A run of records:

----------------

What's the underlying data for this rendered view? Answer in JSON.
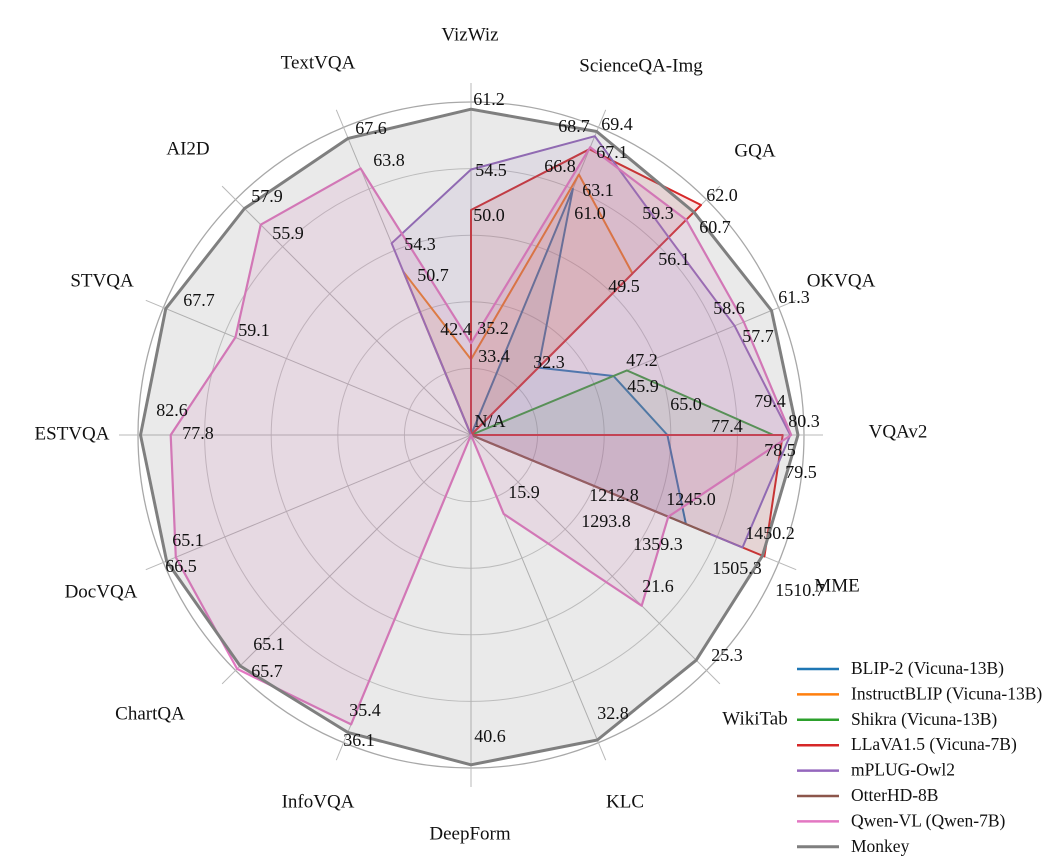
{
  "chart_data": {
    "type": "radar",
    "title": "",
    "grid": true,
    "legend_position": "lower right",
    "center_label": "N/A",
    "axes": [
      "VizWiz",
      "ScienceQA-Img",
      "GQA",
      "OKVQA",
      "VQAv2",
      "MME",
      "WikiTab",
      "KLC",
      "DeepForm",
      "InfoVQA",
      "ChartQA",
      "DocVQA",
      "ESTVQA",
      "STVQA",
      "AI2D",
      "TextVQA"
    ],
    "axis_ranges": {
      "VizWiz": [
        25,
        62
      ],
      "ScienceQA-Img": [
        25,
        70
      ],
      "GQA": [
        20,
        63
      ],
      "OKVQA": [
        32,
        62
      ],
      "VQAv2": [
        42,
        81
      ],
      "MME": [
        700,
        1550
      ],
      "WikiTab": [
        10,
        26
      ],
      "KLC": [
        10,
        33
      ],
      "DeepForm": [
        0,
        41
      ],
      "InfoVQA": [
        10,
        37
      ],
      "ChartQA": [
        20,
        66
      ],
      "DocVQA": [
        20,
        67
      ],
      "ESTVQA": [
        30,
        83
      ],
      "STVQA": [
        30,
        68
      ],
      "AI2D": [
        30,
        59
      ],
      "TextVQA": [
        30,
        69
      ]
    },
    "series": [
      {
        "name": "BLIP-2 (Vicuna-13B)",
        "color": "#1f77b4",
        "values": {
          "VizWiz": null,
          "ScienceQA-Img": 61.0,
          "GQA": 32.3,
          "OKVQA": 45.9,
          "VQAv2": 65.0,
          "MME": 1293.8,
          "WikiTab": null,
          "KLC": null,
          "DeepForm": null,
          "InfoVQA": null,
          "ChartQA": null,
          "DocVQA": null,
          "ESTVQA": null,
          "STVQA": null,
          "AI2D": null,
          "TextVQA": 42.4
        }
      },
      {
        "name": "InstructBLIP (Vicuna-13B)",
        "color": "#ff7f0e",
        "values": {
          "VizWiz": 33.4,
          "ScienceQA-Img": 63.1,
          "GQA": 49.5,
          "OKVQA": null,
          "VQAv2": null,
          "MME": 1212.8,
          "WikiTab": null,
          "KLC": null,
          "DeepForm": null,
          "InfoVQA": null,
          "ChartQA": null,
          "DocVQA": null,
          "ESTVQA": null,
          "STVQA": null,
          "AI2D": null,
          "TextVQA": 50.7
        }
      },
      {
        "name": "Shikra (Vicuna-13B)",
        "color": "#2ca02c",
        "values": {
          "VizWiz": null,
          "ScienceQA-Img": null,
          "GQA": null,
          "OKVQA": 47.2,
          "VQAv2": 77.4,
          "MME": null,
          "WikiTab": null,
          "KLC": null,
          "DeepForm": null,
          "InfoVQA": null,
          "ChartQA": null,
          "DocVQA": null,
          "ESTVQA": null,
          "STVQA": null,
          "AI2D": null,
          "TextVQA": null
        }
      },
      {
        "name": "LLaVA1.5 (Vicuna-7B)",
        "color": "#d62728",
        "values": {
          "VizWiz": 50.0,
          "ScienceQA-Img": 66.8,
          "GQA": 62.0,
          "OKVQA": null,
          "VQAv2": 78.5,
          "MME": 1510.7,
          "WikiTab": null,
          "KLC": null,
          "DeepForm": null,
          "InfoVQA": null,
          "ChartQA": null,
          "DocVQA": null,
          "ESTVQA": null,
          "STVQA": null,
          "AI2D": null,
          "TextVQA": null
        }
      },
      {
        "name": "mPLUG-Owl2",
        "color": "#9467bd",
        "values": {
          "VizWiz": 54.5,
          "ScienceQA-Img": 68.7,
          "GQA": 56.1,
          "OKVQA": 57.7,
          "VQAv2": 79.4,
          "MME": 1450.2,
          "WikiTab": null,
          "KLC": null,
          "DeepForm": null,
          "InfoVQA": null,
          "ChartQA": null,
          "DocVQA": null,
          "ESTVQA": null,
          "STVQA": null,
          "AI2D": null,
          "TextVQA": 54.3
        }
      },
      {
        "name": "OtterHD-8B",
        "color": "#8c564b",
        "values": {
          "VizWiz": null,
          "ScienceQA-Img": null,
          "GQA": null,
          "OKVQA": null,
          "VQAv2": null,
          "MME": 1359.3,
          "WikiTab": null,
          "KLC": null,
          "DeepForm": null,
          "InfoVQA": null,
          "ChartQA": null,
          "DocVQA": null,
          "ESTVQA": null,
          "STVQA": null,
          "AI2D": null,
          "TextVQA": null
        }
      },
      {
        "name": "Qwen-VL (Qwen-7B)",
        "color": "#e377c2",
        "values": {
          "VizWiz": 35.2,
          "ScienceQA-Img": 67.1,
          "GQA": 59.3,
          "OKVQA": 58.6,
          "VQAv2": 79.5,
          "MME": 1245.0,
          "WikiTab": 21.6,
          "KLC": 15.9,
          "DeepForm": null,
          "InfoVQA": 35.4,
          "ChartQA": 65.7,
          "DocVQA": 65.1,
          "ESTVQA": 77.8,
          "STVQA": 59.1,
          "AI2D": 55.9,
          "TextVQA": 63.8
        }
      },
      {
        "name": "Monkey",
        "color": "#7f7f7f",
        "values": {
          "VizWiz": 61.2,
          "ScienceQA-Img": 69.4,
          "GQA": 60.7,
          "OKVQA": 61.3,
          "VQAv2": 80.3,
          "MME": 1505.3,
          "WikiTab": 25.3,
          "KLC": 32.8,
          "DeepForm": 40.6,
          "InfoVQA": 36.1,
          "ChartQA": 65.1,
          "DocVQA": 66.5,
          "ESTVQA": 82.6,
          "STVQA": 67.7,
          "AI2D": 57.9,
          "TextVQA": 67.6
        }
      }
    ]
  }
}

----------------

● **Exercise directions**
Without including any picture, repeat the data exactly.

● **Answer in full**
What's the underlying data for this rendered view? Answer in JSON.
{
  "chart_data": {
    "type": "radar",
    "title": "",
    "grid": true,
    "legend_position": "lower right",
    "center_label": "N/A",
    "axes": [
      "VizWiz",
      "ScienceQA-Img",
      "GQA",
      "OKVQA",
      "VQAv2",
      "MME",
      "WikiTab",
      "KLC",
      "DeepForm",
      "InfoVQA",
      "ChartQA",
      "DocVQA",
      "ESTVQA",
      "STVQA",
      "AI2D",
      "TextVQA"
    ],
    "axis_ranges": {
      "VizWiz": [
        25,
        62
      ],
      "ScienceQA-Img": [
        25,
        70
      ],
      "GQA": [
        20,
        63
      ],
      "OKVQA": [
        32,
        62
      ],
      "VQAv2": [
        42,
        81
      ],
      "MME": [
        700,
        1550
      ],
      "WikiTab": [
        10,
        26
      ],
      "KLC": [
        10,
        33
      ],
      "DeepForm": [
        0,
        41
      ],
      "InfoVQA": [
        10,
        37
      ],
      "ChartQA": [
        20,
        66
      ],
      "DocVQA": [
        20,
        67
      ],
      "ESTVQA": [
        30,
        83
      ],
      "STVQA": [
        30,
        68
      ],
      "AI2D": [
        30,
        59
      ],
      "TextVQA": [
        30,
        69
      ]
    },
    "series": [
      {
        "name": "BLIP-2 (Vicuna-13B)",
        "color": "#1f77b4",
        "values": {
          "VizWiz": null,
          "ScienceQA-Img": 61.0,
          "GQA": 32.3,
          "OKVQA": 45.9,
          "VQAv2": 65.0,
          "MME": 1293.8,
          "WikiTab": null,
          "KLC": null,
          "DeepForm": null,
          "InfoVQA": null,
          "ChartQA": null,
          "DocVQA": null,
          "ESTVQA": null,
          "STVQA": null,
          "AI2D": null,
          "TextVQA": 42.4
        }
      },
      {
        "name": "InstructBLIP (Vicuna-13B)",
        "color": "#ff7f0e",
        "values": {
          "VizWiz": 33.4,
          "ScienceQA-Img": 63.1,
          "GQA": 49.5,
          "OKVQA": null,
          "VQAv2": null,
          "MME": 1212.8,
          "WikiTab": null,
          "KLC": null,
          "DeepForm": null,
          "InfoVQA": null,
          "ChartQA": null,
          "DocVQA": null,
          "ESTVQA": null,
          "STVQA": null,
          "AI2D": null,
          "TextVQA": 50.7
        }
      },
      {
        "name": "Shikra (Vicuna-13B)",
        "color": "#2ca02c",
        "values": {
          "VizWiz": null,
          "ScienceQA-Img": null,
          "GQA": null,
          "OKVQA": 47.2,
          "VQAv2": 77.4,
          "MME": null,
          "WikiTab": null,
          "KLC": null,
          "DeepForm": null,
          "InfoVQA": null,
          "ChartQA": null,
          "DocVQA": null,
          "ESTVQA": null,
          "STVQA": null,
          "AI2D": null,
          "TextVQA": null
        }
      },
      {
        "name": "LLaVA1.5 (Vicuna-7B)",
        "color": "#d62728",
        "values": {
          "VizWiz": 50.0,
          "ScienceQA-Img": 66.8,
          "GQA": 62.0,
          "OKVQA": null,
          "VQAv2": 78.5,
          "MME": 1510.7,
          "WikiTab": null,
          "KLC": null,
          "DeepForm": null,
          "InfoVQA": null,
          "ChartQA": null,
          "DocVQA": null,
          "ESTVQA": null,
          "STVQA": null,
          "AI2D": null,
          "TextVQA": null
        }
      },
      {
        "name": "mPLUG-Owl2",
        "color": "#9467bd",
        "values": {
          "VizWiz": 54.5,
          "ScienceQA-Img": 68.7,
          "GQA": 56.1,
          "OKVQA": 57.7,
          "VQAv2": 79.4,
          "MME": 1450.2,
          "WikiTab": null,
          "KLC": null,
          "DeepForm": null,
          "InfoVQA": null,
          "ChartQA": null,
          "DocVQA": null,
          "ESTVQA": null,
          "STVQA": null,
          "AI2D": null,
          "TextVQA": 54.3
        }
      },
      {
        "name": "OtterHD-8B",
        "color": "#8c564b",
        "values": {
          "VizWiz": null,
          "ScienceQA-Img": null,
          "GQA": null,
          "OKVQA": null,
          "VQAv2": null,
          "MME": 1359.3,
          "WikiTab": null,
          "KLC": null,
          "DeepForm": null,
          "InfoVQA": null,
          "ChartQA": null,
          "DocVQA": null,
          "ESTVQA": null,
          "STVQA": null,
          "AI2D": null,
          "TextVQA": null
        }
      },
      {
        "name": "Qwen-VL (Qwen-7B)",
        "color": "#e377c2",
        "values": {
          "VizWiz": 35.2,
          "ScienceQA-Img": 67.1,
          "GQA": 59.3,
          "OKVQA": 58.6,
          "VQAv2": 79.5,
          "MME": 1245.0,
          "WikiTab": 21.6,
          "KLC": 15.9,
          "DeepForm": null,
          "InfoVQA": 35.4,
          "ChartQA": 65.7,
          "DocVQA": 65.1,
          "ESTVQA": 77.8,
          "STVQA": 59.1,
          "AI2D": 55.9,
          "TextVQA": 63.8
        }
      },
      {
        "name": "Monkey",
        "color": "#7f7f7f",
        "values": {
          "VizWiz": 61.2,
          "ScienceQA-Img": 69.4,
          "GQA": 60.7,
          "OKVQA": 61.3,
          "VQAv2": 80.3,
          "MME": 1505.3,
          "WikiTab": 25.3,
          "KLC": 32.8,
          "DeepForm": 40.6,
          "InfoVQA": 36.1,
          "ChartQA": 65.1,
          "DocVQA": 66.5,
          "ESTVQA": 82.6,
          "STVQA": 67.7,
          "AI2D": 57.9,
          "TextVQA": 67.6
        }
      }
    ]
  }
}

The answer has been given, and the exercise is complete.